REQUIRED TASK - Write out each entry, exactly the way it appears.

============================================================

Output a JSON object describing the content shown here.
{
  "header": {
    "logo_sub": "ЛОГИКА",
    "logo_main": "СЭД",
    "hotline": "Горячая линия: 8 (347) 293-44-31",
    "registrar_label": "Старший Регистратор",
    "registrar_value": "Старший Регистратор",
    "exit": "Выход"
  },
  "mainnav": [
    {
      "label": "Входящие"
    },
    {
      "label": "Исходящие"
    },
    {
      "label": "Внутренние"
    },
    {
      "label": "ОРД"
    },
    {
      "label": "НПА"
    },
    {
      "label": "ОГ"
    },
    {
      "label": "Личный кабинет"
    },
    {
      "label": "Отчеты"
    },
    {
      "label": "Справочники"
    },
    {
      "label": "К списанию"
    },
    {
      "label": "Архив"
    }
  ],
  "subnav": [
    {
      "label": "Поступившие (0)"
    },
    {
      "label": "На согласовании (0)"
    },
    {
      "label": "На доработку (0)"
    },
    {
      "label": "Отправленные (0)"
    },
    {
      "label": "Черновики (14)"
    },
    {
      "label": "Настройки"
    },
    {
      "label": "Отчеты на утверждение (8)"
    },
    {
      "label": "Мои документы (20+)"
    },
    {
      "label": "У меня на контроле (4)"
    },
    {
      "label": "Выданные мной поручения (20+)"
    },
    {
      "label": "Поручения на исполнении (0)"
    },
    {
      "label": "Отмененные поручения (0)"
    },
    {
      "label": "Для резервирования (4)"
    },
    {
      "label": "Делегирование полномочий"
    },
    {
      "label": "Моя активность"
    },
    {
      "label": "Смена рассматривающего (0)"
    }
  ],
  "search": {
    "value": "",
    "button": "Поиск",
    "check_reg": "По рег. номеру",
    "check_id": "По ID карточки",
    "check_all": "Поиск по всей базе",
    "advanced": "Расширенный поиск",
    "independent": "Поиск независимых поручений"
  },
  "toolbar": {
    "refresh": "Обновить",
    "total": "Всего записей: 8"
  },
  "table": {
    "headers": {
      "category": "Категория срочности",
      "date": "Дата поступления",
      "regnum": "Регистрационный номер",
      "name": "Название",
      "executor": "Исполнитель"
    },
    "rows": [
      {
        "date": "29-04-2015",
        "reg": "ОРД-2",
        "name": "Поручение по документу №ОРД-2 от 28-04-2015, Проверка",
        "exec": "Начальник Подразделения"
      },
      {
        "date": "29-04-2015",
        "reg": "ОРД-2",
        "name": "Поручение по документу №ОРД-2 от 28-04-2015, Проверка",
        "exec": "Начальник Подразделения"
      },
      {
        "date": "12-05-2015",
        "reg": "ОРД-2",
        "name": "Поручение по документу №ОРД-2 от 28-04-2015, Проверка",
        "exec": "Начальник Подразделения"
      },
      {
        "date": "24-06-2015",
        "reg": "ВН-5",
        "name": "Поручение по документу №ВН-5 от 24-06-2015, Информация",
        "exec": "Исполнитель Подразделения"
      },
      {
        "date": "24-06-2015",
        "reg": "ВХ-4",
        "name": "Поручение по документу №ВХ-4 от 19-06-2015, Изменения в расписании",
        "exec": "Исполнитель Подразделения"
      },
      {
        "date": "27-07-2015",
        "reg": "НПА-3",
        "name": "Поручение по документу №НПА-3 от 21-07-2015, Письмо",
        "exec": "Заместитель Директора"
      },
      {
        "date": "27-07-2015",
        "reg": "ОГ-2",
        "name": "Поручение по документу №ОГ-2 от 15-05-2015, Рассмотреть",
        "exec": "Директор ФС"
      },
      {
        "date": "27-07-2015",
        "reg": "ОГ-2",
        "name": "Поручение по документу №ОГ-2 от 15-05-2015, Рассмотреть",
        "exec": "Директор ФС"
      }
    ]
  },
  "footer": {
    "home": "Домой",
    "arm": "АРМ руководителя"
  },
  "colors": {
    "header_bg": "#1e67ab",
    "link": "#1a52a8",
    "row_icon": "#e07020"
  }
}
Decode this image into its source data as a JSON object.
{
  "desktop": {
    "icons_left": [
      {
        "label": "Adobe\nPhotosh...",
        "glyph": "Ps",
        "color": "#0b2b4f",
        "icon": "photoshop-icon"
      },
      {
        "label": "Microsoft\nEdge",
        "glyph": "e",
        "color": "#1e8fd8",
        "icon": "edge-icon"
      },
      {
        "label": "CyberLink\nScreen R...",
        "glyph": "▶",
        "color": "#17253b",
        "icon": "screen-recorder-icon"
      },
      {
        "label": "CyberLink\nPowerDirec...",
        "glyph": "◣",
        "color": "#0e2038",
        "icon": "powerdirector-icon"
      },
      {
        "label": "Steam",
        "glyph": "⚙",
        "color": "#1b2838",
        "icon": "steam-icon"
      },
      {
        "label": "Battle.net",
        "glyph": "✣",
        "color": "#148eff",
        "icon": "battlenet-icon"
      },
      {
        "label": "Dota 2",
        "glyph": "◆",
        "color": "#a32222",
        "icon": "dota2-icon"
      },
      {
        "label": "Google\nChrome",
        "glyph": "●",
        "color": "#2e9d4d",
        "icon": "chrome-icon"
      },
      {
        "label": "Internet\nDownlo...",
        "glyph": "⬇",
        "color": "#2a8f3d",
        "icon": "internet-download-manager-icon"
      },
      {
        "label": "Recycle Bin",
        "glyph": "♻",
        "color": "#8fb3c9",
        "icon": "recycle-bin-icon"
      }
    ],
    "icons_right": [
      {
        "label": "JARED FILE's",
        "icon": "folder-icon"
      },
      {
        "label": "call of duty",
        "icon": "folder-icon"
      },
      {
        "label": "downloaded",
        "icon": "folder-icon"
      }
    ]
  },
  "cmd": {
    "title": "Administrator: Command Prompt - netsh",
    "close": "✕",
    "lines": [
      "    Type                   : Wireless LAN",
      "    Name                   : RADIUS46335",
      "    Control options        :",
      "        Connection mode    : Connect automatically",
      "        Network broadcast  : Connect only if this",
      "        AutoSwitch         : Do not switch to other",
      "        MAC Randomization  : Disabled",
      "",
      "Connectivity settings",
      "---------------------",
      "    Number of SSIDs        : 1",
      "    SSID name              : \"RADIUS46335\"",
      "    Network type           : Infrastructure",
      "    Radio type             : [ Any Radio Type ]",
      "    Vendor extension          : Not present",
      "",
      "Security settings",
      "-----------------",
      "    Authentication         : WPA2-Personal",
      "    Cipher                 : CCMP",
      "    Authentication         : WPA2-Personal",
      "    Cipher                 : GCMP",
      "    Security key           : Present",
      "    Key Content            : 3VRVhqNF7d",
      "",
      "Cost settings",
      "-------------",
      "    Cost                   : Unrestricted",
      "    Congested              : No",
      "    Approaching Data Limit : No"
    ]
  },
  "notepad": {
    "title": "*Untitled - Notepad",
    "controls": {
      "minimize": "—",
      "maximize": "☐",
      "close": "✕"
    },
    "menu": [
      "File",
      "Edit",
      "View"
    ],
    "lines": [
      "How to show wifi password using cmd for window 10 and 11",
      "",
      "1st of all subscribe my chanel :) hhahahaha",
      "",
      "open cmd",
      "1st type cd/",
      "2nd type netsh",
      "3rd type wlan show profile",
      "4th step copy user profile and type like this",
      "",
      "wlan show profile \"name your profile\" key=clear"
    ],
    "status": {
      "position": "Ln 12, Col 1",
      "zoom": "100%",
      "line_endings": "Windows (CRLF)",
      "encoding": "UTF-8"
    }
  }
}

============================================================

FULL RESPONSE -
Output a JSON object describing the content shown here.
{
  "header": {
    "logo_sub": "ЛОГИКА",
    "logo_main": "СЭД",
    "hotline": "Горячая линия: 8 (347) 293-44-31",
    "registrar_label": "Старший Регистратор",
    "registrar_value": "Старший Регистратор",
    "exit": "Выход"
  },
  "mainnav": [
    {
      "label": "Входящие"
    },
    {
      "label": "Исходящие"
    },
    {
      "label": "Внутренние"
    },
    {
      "label": "ОРД"
    },
    {
      "label": "НПА"
    },
    {
      "label": "ОГ"
    },
    {
      "label": "Личный кабинет"
    },
    {
      "label": "Отчеты"
    },
    {
      "label": "Справочники"
    },
    {
      "label": "К списанию"
    },
    {
      "label": "Архив"
    }
  ],
  "subnav": [
    {
      "label": "Поступившие (0)"
    },
    {
      "label": "На согласовании (0)"
    },
    {
      "label": "На доработку (0)"
    },
    {
      "label": "Отправленные (0)"
    },
    {
      "label": "Черновики (14)"
    },
    {
      "label": "Настройки"
    },
    {
      "label": "Отчеты на утверждение (8)"
    },
    {
      "label": "Мои документы (20+)"
    },
    {
      "label": "У меня на контроле (4)"
    },
    {
      "label": "Выданные мной поручения (20+)"
    },
    {
      "label": "Поручения на исполнении (0)"
    },
    {
      "label": "Отмененные поручения (0)"
    },
    {
      "label": "Для резервирования (4)"
    },
    {
      "label": "Делегирование полномочий"
    },
    {
      "label": "Моя активность"
    },
    {
      "label": "Смена рассматривающего (0)"
    }
  ],
  "search": {
    "value": "",
    "button": "Поиск",
    "check_reg": "По рег. номеру",
    "check_id": "По ID карточки",
    "check_all": "Поиск по всей базе",
    "advanced": "Расширенный поиск",
    "independent": "Поиск независимых поручений"
  },
  "toolbar": {
    "refresh": "Обновить",
    "total": "Всего записей: 8"
  },
  "table": {
    "headers": {
      "category": "Категория срочности",
      "date": "Дата поступления",
      "regnum": "Регистрационный номер",
      "name": "Название",
      "executor": "Исполнитель"
    },
    "rows": [
      {
        "date": "29-04-2015",
        "reg": "ОРД-2",
        "name": "Поручение по документу №ОРД-2 от 28-04-2015, Проверка",
        "exec": "Начальник Подразделения"
      },
      {
        "date": "29-04-2015",
        "reg": "ОРД-2",
        "name": "Поручение по документу №ОРД-2 от 28-04-2015, Проверка",
        "exec": "Начальник Подразделения"
      },
      {
        "date": "12-05-2015",
        "reg": "ОРД-2",
        "name": "Поручение по документу №ОРД-2 от 28-04-2015, Проверка",
        "exec": "Начальник Подразделения"
      },
      {
        "date": "24-06-2015",
        "reg": "ВН-5",
        "name": "Поручение по документу №ВН-5 от 24-06-2015, Информация",
        "exec": "Исполнитель Подразделения"
      },
      {
        "date": "24-06-2015",
        "reg": "ВХ-4",
        "name": "Поручение по документу №ВХ-4 от 19-06-2015, Изменения в расписании",
        "exec": "Исполнитель Подразделения"
      },
      {
        "date": "27-07-2015",
        "reg": "НПА-3",
        "name": "Поручение по документу №НПА-3 от 21-07-2015, Письмо",
        "exec": "Заместитель Директора"
      },
      {
        "date": "27-07-2015",
        "reg": "ОГ-2",
        "name": "Поручение по документу №ОГ-2 от 15-05-2015, Рассмотреть",
        "exec": "Директор ФС"
      },
      {
        "date": "27-07-2015",
        "reg": "ОГ-2",
        "name": "Поручение по документу №ОГ-2 от 15-05-2015, Рассмотреть",
        "exec": "Директор ФС"
      }
    ]
  },
  "footer": {
    "home": "Домой",
    "arm": "АРМ руководителя"
  },
  "colors": {
    "header_bg": "#1e67ab",
    "link": "#1a52a8",
    "row_icon": "#e07020"
  }
}
Decode this image into its source data as a JSON object.
{
  "desktop": {
    "icons_left": [
      {
        "label": "Adobe\nPhotosh...",
        "glyph": "Ps",
        "color": "#0b2b4f",
        "icon": "photoshop-icon"
      },
      {
        "label": "Microsoft\nEdge",
        "glyph": "e",
        "color": "#1e8fd8",
        "icon": "edge-icon"
      },
      {
        "label": "CyberLink\nScreen R...",
        "glyph": "▶",
        "color": "#17253b",
        "icon": "screen-recorder-icon"
      },
      {
        "label": "CyberLink\nPowerDirec...",
        "glyph": "◣",
        "color": "#0e2038",
        "icon": "powerdirector-icon"
      },
      {
        "label": "Steam",
        "glyph": "⚙",
        "color": "#1b2838",
        "icon": "steam-icon"
      },
      {
        "label": "Battle.net",
        "glyph": "✣",
        "color": "#148eff",
        "icon": "battlenet-icon"
      },
      {
        "label": "Dota 2",
        "glyph": "◆",
        "color": "#a32222",
        "icon": "dota2-icon"
      },
      {
        "label": "Google\nChrome",
        "glyph": "●",
        "color": "#2e9d4d",
        "icon": "chrome-icon"
      },
      {
        "label": "Internet\nDownlo...",
        "glyph": "⬇",
        "color": "#2a8f3d",
        "icon": "internet-download-manager-icon"
      },
      {
        "label": "Recycle Bin",
        "glyph": "♻",
        "color": "#8fb3c9",
        "icon": "recycle-bin-icon"
      }
    ],
    "icons_right": [
      {
        "label": "JARED FILE's",
        "icon": "folder-icon"
      },
      {
        "label": "call of duty",
        "icon": "folder-icon"
      },
      {
        "label": "downloaded",
        "icon": "folder-icon"
      }
    ]
  },
  "cmd": {
    "title": "Administrator: Command Prompt - netsh",
    "close": "✕",
    "lines": [
      "    Type                   : Wireless LAN",
      "    Name                   : RADIUS46335",
      "    Control options        :",
      "        Connection mode    : Connect automatically",
      "        Network broadcast  : Connect only if this",
      "        AutoSwitch         : Do not switch to other",
      "        MAC Randomization  : Disabled",
      "",
      "Connectivity settings",
      "---------------------",
      "    Number of SSIDs        : 1",
      "    SSID name              : \"RADIUS46335\"",
      "    Network type           : Infrastructure",
      "    Radio type             : [ Any Radio Type ]",
      "    Vendor extension          : Not present",
      "",
      "Security settings",
      "-----------------",
      "    Authentication         : WPA2-Personal",
      "    Cipher                 : CCMP",
      "    Authentication         : WPA2-Personal",
      "    Cipher                 : GCMP",
      "    Security key           : Present",
      "    Key Content            : 3VRVhqNF7d",
      "",
      "Cost settings",
      "-------------",
      "    Cost                   : Unrestricted",
      "    Congested              : No",
      "    Approaching Data Limit : No"
    ]
  },
  "notepad": {
    "title": "*Untitled - Notepad",
    "controls": {
      "minimize": "—",
      "maximize": "☐",
      "close": "✕"
    },
    "menu": [
      "File",
      "Edit",
      "View"
    ],
    "lines": [
      "How to show wifi password using cmd for window 10 and 11",
      "",
      "1st of all subscribe my chanel :) hhahahaha",
      "",
      "open cmd",
      "1st type cd/",
      "2nd type netsh",
      "3rd type wlan show profile",
      "4th step copy user profile and type like this",
      "",
      "wlan show profile \"name your profile\" key=clear"
    ],
    "status": {
      "position": "Ln 12, Col 1",
      "zoom": "100%",
      "line_endings": "Windows (CRLF)",
      "encoding": "UTF-8"
    }
  }
}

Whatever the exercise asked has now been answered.